**EXERCISE OBJECTIVE**:
Continue the article on the Florida Senate eviction bill from the point where it ends.
Top of GIVEN TEXT
The Florida Senate is poised to consider a bill which removes the back rent that most tenants are required to pay before starting their court process once evicted.
Senate Bill 582 removes back rent pay, which waives a tenant’s defenses.
In the revised version of the bill, the removed section states that tenants would have to pay the registry of the court before moving on with their court processes.
According to the Office of the State Courts Administrator, over 47,000 Floridians filed for eviction in the pandemic year 2020.
Eviction has also been an ongoing issue in Florida this past year after the Centers for Disease Control pandemic eviction moratorium expired.
According to the Leon County Sheriff’s Office, the eviction process not only includes paying back rent but also includes a timely response to the landlord’s eviction complaint.
If an eviction case loses in the court, then the judge will file a writ of possession and three-day notice, according to the Leon County Sheriff’s Office.
Executive director of the Tallahassee Housing Authority, Brenda Williams, believes the legislation is a step in the right direction. She also believes that lawmakers should work on affordable housing to help more low-income families who cannot afford the prices in today’s market.
“I believe this [SB 582] is a step in the right direction … but more funds should be made available to develop affordable housing, There is not enough affordable housing to meet the needs of low-income families in Tallahassee,” Williams said.
Low-income families and people of color are at a high risk of eviction across the country, according to the United States Department of Housing and Urban Development.
Some evicted tenants also believe that this bill is a start, but is still not enough.
Freddie Gaines, a Tallahassee restaurant server, would like to see more resources to help evicted tenants.
Bottom of GIVEN TEXT
Top of DATA FOR ANALYSIS
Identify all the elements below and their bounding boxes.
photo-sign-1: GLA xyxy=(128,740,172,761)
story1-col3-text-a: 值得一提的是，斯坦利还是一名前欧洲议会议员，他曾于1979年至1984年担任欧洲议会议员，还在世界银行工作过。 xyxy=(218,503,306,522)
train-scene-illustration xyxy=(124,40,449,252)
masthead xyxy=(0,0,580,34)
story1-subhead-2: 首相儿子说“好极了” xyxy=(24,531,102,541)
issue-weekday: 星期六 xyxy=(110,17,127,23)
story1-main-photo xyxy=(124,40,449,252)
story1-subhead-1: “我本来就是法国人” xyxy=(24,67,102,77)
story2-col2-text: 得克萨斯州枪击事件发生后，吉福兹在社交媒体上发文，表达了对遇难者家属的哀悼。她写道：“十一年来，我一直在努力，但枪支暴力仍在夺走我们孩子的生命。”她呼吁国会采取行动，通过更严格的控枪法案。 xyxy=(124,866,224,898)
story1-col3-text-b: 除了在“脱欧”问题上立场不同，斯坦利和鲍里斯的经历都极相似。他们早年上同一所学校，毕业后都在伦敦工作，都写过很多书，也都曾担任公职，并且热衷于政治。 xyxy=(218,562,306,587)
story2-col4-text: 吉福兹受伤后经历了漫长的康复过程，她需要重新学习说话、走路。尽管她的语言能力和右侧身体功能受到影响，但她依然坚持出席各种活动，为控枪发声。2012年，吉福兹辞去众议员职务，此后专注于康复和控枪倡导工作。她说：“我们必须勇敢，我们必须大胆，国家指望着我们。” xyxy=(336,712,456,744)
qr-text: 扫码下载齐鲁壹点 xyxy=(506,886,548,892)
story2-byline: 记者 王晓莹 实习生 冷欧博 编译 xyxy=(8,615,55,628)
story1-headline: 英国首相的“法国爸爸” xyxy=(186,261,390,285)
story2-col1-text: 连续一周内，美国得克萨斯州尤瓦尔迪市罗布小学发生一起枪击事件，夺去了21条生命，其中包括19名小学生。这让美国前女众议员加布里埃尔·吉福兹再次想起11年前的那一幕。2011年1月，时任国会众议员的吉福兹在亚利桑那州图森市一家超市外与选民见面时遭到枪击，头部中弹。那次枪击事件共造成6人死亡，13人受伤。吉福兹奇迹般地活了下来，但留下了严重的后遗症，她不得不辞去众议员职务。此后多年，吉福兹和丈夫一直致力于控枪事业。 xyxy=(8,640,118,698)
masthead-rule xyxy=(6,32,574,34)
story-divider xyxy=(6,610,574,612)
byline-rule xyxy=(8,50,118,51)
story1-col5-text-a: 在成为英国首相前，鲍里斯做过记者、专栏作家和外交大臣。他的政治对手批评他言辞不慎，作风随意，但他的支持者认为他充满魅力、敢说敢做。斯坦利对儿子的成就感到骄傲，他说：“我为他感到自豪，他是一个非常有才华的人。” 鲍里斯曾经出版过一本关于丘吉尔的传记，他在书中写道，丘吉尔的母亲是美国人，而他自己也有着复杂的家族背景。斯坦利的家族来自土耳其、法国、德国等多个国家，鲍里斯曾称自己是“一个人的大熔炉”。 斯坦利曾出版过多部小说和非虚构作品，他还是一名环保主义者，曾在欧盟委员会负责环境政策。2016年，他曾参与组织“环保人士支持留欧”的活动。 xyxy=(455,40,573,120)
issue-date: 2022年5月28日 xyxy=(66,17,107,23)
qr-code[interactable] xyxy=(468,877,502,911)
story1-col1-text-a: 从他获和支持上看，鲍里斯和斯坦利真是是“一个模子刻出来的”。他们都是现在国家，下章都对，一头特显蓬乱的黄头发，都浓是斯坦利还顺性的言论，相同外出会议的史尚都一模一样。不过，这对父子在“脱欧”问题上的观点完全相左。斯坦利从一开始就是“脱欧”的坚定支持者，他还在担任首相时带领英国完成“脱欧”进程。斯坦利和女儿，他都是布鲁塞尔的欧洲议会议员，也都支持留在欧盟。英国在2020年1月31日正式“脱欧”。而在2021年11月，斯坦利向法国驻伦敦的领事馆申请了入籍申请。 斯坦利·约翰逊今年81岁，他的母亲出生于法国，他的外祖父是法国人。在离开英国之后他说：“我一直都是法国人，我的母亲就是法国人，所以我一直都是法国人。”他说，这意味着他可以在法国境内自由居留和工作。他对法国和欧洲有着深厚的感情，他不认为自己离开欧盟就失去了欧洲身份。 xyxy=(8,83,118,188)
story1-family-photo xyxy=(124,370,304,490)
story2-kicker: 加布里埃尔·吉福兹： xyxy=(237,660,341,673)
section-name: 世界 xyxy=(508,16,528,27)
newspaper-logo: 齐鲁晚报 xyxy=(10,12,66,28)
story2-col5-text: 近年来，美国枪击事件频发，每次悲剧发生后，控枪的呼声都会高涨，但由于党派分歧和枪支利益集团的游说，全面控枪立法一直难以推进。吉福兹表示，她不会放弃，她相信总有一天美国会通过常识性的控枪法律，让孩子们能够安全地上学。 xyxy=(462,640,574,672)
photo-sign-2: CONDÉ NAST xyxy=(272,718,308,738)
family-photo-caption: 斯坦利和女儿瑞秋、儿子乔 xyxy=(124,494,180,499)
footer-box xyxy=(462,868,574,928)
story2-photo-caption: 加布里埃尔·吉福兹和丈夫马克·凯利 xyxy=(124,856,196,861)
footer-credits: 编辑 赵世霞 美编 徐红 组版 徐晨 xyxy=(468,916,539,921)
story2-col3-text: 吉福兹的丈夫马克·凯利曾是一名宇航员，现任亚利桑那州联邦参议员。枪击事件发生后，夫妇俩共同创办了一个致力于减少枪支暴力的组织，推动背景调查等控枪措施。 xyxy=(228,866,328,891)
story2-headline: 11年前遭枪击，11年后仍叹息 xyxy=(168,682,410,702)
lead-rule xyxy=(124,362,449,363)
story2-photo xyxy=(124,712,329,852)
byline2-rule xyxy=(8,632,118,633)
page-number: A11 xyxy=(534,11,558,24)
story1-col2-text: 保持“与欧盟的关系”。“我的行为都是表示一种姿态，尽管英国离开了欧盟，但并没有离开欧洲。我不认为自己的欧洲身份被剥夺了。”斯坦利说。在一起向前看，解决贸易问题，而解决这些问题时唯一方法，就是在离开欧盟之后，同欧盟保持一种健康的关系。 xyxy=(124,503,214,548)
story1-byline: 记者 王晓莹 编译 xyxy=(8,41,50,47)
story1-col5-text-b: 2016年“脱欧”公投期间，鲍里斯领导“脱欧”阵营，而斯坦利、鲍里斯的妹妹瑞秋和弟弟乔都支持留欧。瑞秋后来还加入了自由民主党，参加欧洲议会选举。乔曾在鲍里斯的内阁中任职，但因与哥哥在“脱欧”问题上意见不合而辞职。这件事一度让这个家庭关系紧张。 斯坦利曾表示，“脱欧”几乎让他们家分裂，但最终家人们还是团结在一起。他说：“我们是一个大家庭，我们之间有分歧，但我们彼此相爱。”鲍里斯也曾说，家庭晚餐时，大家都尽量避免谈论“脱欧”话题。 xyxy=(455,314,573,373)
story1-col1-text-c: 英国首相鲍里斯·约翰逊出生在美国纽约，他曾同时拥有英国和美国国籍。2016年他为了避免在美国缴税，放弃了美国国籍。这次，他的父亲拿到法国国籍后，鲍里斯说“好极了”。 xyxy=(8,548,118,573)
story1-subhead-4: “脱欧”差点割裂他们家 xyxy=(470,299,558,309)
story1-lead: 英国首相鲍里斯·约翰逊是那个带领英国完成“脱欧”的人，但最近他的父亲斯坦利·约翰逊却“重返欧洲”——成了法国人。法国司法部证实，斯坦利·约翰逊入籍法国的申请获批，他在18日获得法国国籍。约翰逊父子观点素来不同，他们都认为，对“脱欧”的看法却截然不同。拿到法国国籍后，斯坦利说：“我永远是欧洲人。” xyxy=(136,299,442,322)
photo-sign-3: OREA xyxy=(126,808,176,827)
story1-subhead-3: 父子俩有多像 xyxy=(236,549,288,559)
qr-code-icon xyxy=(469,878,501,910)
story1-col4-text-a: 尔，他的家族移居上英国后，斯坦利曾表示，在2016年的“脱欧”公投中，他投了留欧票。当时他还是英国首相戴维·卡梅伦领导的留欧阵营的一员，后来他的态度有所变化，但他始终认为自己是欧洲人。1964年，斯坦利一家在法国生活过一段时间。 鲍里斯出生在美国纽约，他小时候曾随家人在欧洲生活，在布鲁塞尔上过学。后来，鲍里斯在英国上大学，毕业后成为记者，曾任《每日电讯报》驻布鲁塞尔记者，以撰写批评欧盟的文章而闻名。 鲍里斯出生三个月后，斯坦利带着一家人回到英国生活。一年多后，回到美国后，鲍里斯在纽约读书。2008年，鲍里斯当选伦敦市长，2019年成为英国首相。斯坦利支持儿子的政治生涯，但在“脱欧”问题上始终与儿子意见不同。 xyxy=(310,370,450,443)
Bottom of DATA FOR ANALYSIS
**ANSWER TO THIS EXERCISE**:
“I feel that there needs to be more federal or state level aid for this targeted purpose especially when we are going out everyday and we are doing everything we have to do legally to try to pay our bills,” Gaines said.
Gaines also feels that lawmakers should try to pass legislation that will remove eviction from tenants’ records. He says that this would help tenants with their efforts to obtain future places to live.
“The most important thing is to remove it [eviction] from the records because that affects you trying to get a place in the long run,” Gaines said.
Another Tallahassee resident believes that the capital city should have more funding for programs that help those renters and homeless people year long.
“Funds dedicated toward programs like Leon Cares that were helping during COVID … something like that needs to be ongoing to help people or what will happen is it will widen the gap of the homelessness rate. It takes away from the overall enhancement of the community,” said the resident who requested that their name not be used.
Williams recommends her evicted tenants seek help through legal services.
“Some residents seek assistance from Legal Services when faced with eviction, I recommend they seek assistance from North Florida Legal Services,” Williams said.
While lawmakers have only introduced SB 582 to the floor, its companion, House Bill 6005, had its first reading last month.